■ GIVEN EXERCISE
Print each line exactly as it is given.

Figure record extracts
_ _ _

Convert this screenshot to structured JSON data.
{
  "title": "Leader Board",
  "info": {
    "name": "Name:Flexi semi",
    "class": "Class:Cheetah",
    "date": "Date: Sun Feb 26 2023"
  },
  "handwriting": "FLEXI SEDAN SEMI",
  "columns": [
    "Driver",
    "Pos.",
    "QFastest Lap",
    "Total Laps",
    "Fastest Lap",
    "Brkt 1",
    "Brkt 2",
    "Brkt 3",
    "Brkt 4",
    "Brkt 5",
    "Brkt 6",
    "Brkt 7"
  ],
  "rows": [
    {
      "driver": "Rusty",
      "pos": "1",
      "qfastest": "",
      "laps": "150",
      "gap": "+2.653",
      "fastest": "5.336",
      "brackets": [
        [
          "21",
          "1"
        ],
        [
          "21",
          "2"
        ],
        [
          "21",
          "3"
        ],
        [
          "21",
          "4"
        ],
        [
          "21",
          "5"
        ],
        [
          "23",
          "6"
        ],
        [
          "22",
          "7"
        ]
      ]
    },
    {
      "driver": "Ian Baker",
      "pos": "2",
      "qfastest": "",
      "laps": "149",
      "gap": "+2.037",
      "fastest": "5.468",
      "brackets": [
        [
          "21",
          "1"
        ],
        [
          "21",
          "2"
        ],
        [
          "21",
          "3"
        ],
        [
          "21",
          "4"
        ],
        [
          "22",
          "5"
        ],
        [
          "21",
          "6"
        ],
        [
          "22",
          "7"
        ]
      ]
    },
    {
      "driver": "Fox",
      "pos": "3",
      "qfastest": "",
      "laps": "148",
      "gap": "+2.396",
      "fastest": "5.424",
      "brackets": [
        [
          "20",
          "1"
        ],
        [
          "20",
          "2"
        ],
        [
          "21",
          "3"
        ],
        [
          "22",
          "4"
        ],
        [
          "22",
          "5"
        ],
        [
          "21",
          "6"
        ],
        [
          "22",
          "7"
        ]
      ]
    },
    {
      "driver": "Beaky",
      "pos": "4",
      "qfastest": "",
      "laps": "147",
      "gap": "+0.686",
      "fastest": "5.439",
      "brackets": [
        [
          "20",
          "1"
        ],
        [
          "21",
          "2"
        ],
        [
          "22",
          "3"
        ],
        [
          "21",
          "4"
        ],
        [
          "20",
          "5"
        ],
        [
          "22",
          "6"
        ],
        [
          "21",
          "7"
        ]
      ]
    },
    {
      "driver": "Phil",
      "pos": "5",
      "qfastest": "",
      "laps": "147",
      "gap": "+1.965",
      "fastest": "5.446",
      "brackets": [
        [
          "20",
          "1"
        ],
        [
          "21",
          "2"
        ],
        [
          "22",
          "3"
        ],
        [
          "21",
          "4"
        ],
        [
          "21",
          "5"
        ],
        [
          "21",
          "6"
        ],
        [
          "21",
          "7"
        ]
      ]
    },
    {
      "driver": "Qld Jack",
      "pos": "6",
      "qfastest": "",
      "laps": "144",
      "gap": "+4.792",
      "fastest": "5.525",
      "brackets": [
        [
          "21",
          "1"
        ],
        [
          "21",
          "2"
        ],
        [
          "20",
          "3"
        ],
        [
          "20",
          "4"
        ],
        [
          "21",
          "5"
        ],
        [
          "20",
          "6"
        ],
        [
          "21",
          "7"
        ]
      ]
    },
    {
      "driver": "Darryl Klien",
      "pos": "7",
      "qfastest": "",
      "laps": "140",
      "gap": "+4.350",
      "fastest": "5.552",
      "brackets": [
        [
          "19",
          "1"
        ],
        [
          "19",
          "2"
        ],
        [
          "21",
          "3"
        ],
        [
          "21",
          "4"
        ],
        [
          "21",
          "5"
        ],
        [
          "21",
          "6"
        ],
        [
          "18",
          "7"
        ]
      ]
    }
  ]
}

_ _ _

■ FINISHED TASK
Convert this screenshot to structured JSON data.
{
  "title": "Leader Board",
  "info": {
    "name": "Name:Flexi semi",
    "class": "Class:Cheetah",
    "date": "Date: Sun Feb 26 2023"
  },
  "handwriting": "FLEXI SEDAN SEMI",
  "columns": [
    "Driver",
    "Pos.",
    "QFastest Lap",
    "Total Laps",
    "Fastest Lap",
    "Brkt 1",
    "Brkt 2",
    "Brkt 3",
    "Brkt 4",
    "Brkt 5",
    "Brkt 6",
    "Brkt 7"
  ],
  "rows": [
    {
      "driver": "Rusty",
      "pos": "1",
      "qfastest": "",
      "laps": "150",
      "gap": "+2.653",
      "fastest": "5.336",
      "brackets": [
        [
          "21",
          "1"
        ],
        [
          "21",
          "2"
        ],
        [
          "21",
          "3"
        ],
        [
          "21",
          "4"
        ],
        [
          "21",
          "5"
        ],
        [
          "23",
          "6"
        ],
        [
          "22",
          "7"
        ]
      ]
    },
    {
      "driver": "Ian Baker",
      "pos": "2",
      "qfastest": "",
      "laps": "149",
      "gap": "+2.037",
      "fastest": "5.468",
      "brackets": [
        [
          "21",
          "1"
        ],
        [
          "21",
          "2"
        ],
        [
          "21",
          "3"
        ],
        [
          "21",
          "4"
        ],
        [
          "22",
          "5"
        ],
        [
          "21",
          "6"
        ],
        [
          "22",
          "7"
        ]
      ]
    },
    {
      "driver": "Fox",
      "pos": "3",
      "qfastest": "",
      "laps": "148",
      "gap": "+2.396",
      "fastest": "5.424",
      "brackets": [
        [
          "20",
          "1"
        ],
        [
          "20",
          "2"
        ],
        [
          "21",
          "3"
        ],
        [
          "22",
          "4"
        ],
        [
          "22",
          "5"
        ],
        [
          "21",
          "6"
        ],
        [
          "22",
          "7"
        ]
      ]
    },
    {
      "driver": "Beaky",
      "pos": "4",
      "qfastest": "",
      "laps": "147",
      "gap": "+0.686",
      "fastest": "5.439",
      "brackets": [
        [
          "20",
          "1"
        ],
        [
          "21",
          "2"
        ],
        [
          "22",
          "3"
        ],
        [
          "21",
          "4"
        ],
        [
          "20",
          "5"
        ],
        [
          "22",
          "6"
        ],
        [
          "21",
          "7"
        ]
      ]
    },
    {
      "driver": "Phil",
      "pos": "5",
      "qfastest": "",
      "laps": "147",
      "gap": "+1.965",
      "fastest": "5.446",
      "brackets": [
        [
          "20",
          "1"
        ],
        [
          "21",
          "2"
        ],
        [
          "22",
          "3"
        ],
        [
          "21",
          "4"
        ],
        [
          "21",
          "5"
        ],
        [
          "21",
          "6"
        ],
        [
          "21",
          "7"
        ]
      ]
    },
    {
      "driver": "Qld Jack",
      "pos": "6",
      "qfastest": "",
      "laps": "144",
      "gap": "+4.792",
      "fastest": "5.525",
      "brackets": [
        [
          "21",
          "1"
        ],
        [
          "21",
          "2"
        ],
        [
          "20",
          "3"
        ],
        [
          "20",
          "4"
        ],
        [
          "21",
          "5"
        ],
        [
          "20",
          "6"
        ],
        [
          "21",
          "7"
        ]
      ]
    },
    {
      "driver": "Darryl Klien",
      "pos": "7",
      "qfastest": "",
      "laps": "140",
      "gap": "+4.350",
      "fastest": "5.552",
      "brackets": [
        [
          "19",
          "1"
        ],
        [
          "19",
          "2"
        ],
        [
          "21",
          "3"
        ],
        [
          "21",
          "4"
        ],
        [
          "21",
          "5"
        ],
        [
          "21",
          "6"
        ],
        [
          "18",
          "7"
        ]
      ]
    }
  ]
}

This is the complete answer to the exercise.